**AIM**
Scan the lines below for the word "心血管内科". Copy each line you find it in.

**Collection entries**

------------------------------------------------------------

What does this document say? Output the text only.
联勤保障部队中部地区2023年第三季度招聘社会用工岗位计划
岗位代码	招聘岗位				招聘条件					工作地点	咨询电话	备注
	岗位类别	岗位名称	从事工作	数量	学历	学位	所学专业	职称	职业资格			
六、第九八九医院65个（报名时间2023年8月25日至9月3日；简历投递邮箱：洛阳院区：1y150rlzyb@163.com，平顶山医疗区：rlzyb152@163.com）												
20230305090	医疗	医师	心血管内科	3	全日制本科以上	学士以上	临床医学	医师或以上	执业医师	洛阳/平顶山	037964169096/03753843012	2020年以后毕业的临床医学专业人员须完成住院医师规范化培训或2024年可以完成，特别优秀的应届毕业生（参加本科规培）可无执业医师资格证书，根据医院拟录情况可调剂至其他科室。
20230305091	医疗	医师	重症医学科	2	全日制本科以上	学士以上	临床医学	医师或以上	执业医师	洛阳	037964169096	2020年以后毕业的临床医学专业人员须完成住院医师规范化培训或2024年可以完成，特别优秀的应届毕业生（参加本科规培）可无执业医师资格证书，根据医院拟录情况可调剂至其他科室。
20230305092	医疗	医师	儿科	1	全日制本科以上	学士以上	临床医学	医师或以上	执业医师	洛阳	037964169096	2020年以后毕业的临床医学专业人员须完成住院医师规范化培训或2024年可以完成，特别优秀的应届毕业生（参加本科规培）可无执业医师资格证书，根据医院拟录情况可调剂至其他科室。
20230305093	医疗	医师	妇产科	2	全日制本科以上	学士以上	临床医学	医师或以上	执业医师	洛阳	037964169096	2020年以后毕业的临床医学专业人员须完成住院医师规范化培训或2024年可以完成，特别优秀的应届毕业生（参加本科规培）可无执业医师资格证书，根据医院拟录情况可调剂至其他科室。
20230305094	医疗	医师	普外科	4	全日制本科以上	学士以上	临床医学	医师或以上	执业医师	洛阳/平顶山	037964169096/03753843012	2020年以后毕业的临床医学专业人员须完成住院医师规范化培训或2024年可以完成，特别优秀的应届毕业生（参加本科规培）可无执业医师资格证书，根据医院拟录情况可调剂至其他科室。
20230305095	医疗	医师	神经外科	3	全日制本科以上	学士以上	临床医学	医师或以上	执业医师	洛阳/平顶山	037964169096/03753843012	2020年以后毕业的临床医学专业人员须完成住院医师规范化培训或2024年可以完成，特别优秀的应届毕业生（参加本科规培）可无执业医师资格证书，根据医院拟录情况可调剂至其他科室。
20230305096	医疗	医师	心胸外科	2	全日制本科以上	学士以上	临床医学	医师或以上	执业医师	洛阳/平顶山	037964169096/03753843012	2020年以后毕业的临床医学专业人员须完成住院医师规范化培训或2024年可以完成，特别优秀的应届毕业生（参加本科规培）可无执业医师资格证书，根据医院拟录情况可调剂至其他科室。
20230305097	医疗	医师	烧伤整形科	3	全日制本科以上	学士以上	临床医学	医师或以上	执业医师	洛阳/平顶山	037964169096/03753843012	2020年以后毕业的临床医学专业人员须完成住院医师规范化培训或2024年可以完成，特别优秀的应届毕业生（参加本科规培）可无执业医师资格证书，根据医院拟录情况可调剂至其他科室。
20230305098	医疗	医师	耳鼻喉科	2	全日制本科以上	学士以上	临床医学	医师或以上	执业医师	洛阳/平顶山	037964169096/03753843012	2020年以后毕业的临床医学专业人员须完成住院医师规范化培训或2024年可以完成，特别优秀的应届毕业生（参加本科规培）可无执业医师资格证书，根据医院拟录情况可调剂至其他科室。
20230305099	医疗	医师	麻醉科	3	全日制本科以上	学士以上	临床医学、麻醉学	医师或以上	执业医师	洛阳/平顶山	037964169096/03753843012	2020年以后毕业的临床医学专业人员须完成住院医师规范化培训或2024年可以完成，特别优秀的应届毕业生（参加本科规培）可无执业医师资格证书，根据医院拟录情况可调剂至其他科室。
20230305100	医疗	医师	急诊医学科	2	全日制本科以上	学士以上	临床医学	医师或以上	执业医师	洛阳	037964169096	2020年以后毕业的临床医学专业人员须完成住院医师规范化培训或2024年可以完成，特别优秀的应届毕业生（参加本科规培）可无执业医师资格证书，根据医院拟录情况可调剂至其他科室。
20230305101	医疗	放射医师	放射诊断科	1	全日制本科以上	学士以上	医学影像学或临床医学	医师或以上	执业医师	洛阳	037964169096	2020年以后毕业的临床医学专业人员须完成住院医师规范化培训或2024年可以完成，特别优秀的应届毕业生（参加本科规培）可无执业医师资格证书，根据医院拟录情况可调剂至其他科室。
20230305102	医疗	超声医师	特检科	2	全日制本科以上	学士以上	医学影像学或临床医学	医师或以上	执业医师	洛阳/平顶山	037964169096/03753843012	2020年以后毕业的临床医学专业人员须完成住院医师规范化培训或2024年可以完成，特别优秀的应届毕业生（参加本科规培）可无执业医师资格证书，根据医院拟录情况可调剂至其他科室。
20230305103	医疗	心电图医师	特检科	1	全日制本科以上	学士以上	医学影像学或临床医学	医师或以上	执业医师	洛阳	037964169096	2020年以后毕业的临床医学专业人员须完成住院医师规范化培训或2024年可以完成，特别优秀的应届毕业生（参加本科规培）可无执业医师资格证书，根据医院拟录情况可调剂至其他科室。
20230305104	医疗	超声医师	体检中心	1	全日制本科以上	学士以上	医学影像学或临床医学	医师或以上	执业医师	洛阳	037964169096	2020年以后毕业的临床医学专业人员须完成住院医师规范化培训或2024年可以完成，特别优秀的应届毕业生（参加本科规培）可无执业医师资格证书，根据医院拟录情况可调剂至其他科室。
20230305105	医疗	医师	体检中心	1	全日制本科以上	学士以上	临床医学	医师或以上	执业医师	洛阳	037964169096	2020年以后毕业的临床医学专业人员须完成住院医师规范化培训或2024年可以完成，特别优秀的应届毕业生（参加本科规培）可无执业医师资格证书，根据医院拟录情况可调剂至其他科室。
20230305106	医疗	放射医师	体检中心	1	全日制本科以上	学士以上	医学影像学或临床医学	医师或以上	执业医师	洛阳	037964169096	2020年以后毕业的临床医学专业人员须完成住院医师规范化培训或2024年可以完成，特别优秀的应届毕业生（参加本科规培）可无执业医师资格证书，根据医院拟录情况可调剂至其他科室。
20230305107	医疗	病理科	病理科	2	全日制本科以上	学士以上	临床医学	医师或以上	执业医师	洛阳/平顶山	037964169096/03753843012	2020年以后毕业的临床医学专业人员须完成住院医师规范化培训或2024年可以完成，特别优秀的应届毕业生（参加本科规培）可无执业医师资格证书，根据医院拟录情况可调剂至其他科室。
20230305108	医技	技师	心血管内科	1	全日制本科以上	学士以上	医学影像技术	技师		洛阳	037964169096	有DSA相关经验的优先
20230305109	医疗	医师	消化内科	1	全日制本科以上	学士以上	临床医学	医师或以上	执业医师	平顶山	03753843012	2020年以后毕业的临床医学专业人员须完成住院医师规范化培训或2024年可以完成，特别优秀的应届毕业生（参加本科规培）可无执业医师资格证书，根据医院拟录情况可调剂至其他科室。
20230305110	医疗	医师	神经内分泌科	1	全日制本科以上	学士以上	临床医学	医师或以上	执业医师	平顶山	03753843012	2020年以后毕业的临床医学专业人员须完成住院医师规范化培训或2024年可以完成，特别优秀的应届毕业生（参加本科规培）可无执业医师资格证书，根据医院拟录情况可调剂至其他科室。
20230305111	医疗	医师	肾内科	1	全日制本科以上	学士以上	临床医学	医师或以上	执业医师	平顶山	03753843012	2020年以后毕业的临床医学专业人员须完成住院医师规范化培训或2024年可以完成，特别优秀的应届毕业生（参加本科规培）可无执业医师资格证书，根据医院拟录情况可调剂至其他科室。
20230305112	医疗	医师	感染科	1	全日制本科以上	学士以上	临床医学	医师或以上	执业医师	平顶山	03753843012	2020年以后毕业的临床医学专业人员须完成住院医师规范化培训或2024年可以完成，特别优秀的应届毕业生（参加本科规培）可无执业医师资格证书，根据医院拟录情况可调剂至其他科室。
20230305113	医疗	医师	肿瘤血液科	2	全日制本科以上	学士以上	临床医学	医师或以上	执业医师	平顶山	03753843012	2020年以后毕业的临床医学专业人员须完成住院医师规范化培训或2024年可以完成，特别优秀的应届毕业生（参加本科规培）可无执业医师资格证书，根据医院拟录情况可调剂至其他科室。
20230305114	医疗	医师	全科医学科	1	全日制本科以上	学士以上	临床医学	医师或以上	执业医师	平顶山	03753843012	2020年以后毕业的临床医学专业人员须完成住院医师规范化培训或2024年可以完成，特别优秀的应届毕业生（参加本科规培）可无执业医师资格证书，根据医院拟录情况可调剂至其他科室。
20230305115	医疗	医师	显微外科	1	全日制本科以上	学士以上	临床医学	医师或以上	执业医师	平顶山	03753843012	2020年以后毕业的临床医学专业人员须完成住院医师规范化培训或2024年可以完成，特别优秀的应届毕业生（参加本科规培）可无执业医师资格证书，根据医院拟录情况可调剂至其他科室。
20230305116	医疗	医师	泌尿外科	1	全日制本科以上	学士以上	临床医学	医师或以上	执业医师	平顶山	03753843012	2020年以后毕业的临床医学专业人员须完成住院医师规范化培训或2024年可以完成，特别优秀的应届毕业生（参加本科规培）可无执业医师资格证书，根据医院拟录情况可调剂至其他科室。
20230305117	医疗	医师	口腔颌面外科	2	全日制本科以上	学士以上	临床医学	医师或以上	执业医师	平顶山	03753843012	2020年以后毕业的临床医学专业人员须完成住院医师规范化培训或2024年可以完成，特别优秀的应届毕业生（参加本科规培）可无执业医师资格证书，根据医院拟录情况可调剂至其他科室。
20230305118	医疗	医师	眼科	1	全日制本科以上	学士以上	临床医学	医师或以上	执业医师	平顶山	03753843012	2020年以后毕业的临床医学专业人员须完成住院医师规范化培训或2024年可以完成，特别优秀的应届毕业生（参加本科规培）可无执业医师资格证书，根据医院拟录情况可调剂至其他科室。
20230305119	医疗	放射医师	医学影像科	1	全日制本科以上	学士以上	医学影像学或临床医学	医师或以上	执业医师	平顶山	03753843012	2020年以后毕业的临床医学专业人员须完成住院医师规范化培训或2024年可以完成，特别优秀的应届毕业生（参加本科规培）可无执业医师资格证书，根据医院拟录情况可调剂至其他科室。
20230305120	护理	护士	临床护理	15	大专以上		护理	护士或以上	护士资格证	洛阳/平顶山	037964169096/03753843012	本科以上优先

------------------------------------------------------------

**TASK OUTPUT**
20230305090	医疗	医师	心血管内科	3	全日制本科以上	学士以上	临床医学	医师或以上	执业医师	洛阳/平顶山	037964169096/03753843012	2020年以后毕业的临床医学专业人员须完成住院医师规范化培训或2024年可以完成，特别优秀的应届毕业生（参加本科规培）可无执业医师资格证书，根据医院拟录情况可调剂至其他科室。
20230305108	医技	技师	心血管内科	1	全日制本科以上	学士以上	医学影像技术	技师		洛阳	037964169096	有DSA相关经验的优先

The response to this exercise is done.